WORK TO DO: Gather all lines from the material that contain the word "letter".

ENTRIES PROVIDED:
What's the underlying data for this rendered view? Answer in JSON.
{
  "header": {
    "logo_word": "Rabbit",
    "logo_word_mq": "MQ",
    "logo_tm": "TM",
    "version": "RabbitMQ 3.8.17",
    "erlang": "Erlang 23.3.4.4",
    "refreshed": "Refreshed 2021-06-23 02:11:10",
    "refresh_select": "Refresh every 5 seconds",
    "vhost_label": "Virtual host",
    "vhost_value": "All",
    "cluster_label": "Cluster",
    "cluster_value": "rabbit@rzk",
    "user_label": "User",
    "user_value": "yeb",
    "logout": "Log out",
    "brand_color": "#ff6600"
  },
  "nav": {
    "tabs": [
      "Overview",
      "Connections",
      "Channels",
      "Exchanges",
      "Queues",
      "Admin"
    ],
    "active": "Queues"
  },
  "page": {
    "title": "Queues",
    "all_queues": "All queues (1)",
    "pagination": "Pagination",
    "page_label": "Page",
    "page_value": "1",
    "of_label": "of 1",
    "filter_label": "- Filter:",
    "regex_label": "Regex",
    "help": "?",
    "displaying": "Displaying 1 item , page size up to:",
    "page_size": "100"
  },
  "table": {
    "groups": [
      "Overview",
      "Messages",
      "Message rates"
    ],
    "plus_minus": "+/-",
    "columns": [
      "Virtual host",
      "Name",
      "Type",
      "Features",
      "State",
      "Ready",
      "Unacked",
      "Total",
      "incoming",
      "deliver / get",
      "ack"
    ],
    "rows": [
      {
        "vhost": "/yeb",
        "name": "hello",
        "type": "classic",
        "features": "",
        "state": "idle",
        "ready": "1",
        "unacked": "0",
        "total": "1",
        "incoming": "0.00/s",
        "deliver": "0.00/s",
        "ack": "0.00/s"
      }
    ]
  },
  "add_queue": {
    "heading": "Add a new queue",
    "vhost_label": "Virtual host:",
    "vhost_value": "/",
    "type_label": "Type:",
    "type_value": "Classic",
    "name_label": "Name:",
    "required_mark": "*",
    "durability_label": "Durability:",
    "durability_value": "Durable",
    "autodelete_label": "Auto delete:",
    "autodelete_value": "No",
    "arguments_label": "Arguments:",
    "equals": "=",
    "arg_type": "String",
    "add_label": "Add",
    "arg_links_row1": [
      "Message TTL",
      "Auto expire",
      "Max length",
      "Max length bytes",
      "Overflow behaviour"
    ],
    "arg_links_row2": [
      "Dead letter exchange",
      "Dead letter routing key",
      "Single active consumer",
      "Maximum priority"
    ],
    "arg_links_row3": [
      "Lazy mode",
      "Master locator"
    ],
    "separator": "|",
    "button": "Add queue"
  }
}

WRITTEN ANSWER:
      "Dead letter exchange",
      "Dead letter routing key",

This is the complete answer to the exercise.